## Your goal
Search the material for "выплаты" and show all lines that contain it.

## Entries

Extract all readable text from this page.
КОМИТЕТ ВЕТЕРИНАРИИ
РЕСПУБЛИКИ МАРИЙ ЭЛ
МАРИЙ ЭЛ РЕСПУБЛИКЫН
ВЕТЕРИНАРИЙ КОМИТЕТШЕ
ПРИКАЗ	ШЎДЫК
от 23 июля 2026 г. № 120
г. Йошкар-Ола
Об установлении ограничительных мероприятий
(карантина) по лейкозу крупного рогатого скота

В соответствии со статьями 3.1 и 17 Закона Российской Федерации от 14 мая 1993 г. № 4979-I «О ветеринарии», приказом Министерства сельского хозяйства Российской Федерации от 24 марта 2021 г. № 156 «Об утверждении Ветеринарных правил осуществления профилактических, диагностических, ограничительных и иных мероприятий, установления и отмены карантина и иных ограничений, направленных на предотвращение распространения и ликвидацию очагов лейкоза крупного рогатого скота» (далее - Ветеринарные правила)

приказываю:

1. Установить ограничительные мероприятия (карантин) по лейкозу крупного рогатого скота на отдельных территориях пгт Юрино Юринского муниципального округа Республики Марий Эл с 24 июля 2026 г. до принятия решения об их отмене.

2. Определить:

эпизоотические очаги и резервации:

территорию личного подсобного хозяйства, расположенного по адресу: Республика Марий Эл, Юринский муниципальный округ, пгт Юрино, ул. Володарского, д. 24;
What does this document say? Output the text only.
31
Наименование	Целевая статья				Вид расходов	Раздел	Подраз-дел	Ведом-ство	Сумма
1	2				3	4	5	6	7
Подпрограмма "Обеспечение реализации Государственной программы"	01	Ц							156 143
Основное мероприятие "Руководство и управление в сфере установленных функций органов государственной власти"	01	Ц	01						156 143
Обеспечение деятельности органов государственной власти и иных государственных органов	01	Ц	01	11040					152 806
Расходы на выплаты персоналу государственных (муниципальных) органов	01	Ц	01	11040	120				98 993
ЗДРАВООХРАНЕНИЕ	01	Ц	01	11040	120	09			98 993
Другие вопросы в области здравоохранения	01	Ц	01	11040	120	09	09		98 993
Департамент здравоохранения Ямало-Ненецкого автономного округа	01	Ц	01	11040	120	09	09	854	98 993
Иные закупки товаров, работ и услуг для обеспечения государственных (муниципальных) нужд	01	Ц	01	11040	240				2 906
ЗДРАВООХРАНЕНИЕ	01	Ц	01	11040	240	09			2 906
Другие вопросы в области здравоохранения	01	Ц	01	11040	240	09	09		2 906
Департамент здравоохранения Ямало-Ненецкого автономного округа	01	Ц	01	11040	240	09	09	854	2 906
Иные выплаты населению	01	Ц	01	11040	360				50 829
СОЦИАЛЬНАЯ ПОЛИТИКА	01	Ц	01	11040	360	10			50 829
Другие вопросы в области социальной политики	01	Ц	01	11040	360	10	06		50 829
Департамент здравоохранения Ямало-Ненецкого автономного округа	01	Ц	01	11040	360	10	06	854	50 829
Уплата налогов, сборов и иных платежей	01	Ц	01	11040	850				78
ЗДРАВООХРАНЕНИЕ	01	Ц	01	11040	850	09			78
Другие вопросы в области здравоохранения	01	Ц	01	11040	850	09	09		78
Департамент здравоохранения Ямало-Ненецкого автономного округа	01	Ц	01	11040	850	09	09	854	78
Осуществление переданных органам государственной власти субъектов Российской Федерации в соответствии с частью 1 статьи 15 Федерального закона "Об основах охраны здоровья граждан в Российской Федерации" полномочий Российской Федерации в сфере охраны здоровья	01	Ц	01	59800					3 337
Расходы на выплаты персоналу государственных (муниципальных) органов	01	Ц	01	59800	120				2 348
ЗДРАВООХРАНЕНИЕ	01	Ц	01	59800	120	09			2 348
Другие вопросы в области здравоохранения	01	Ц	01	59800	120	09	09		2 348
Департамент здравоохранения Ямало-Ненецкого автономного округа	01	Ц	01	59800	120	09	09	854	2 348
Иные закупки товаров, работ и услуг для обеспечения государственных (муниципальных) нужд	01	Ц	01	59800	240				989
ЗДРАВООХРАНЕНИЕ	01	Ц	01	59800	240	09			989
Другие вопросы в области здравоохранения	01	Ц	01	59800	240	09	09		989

## Task response
Расходы на выплаты персоналу государственных (муниципальных) органов	01	Ц	01	11040	120				98 993
Иные выплаты населению	01	Ц	01	11040	360				50 829
Расходы на выплаты персоналу государственных (муниципальных) органов	01	Ц	01	59800	120				2 348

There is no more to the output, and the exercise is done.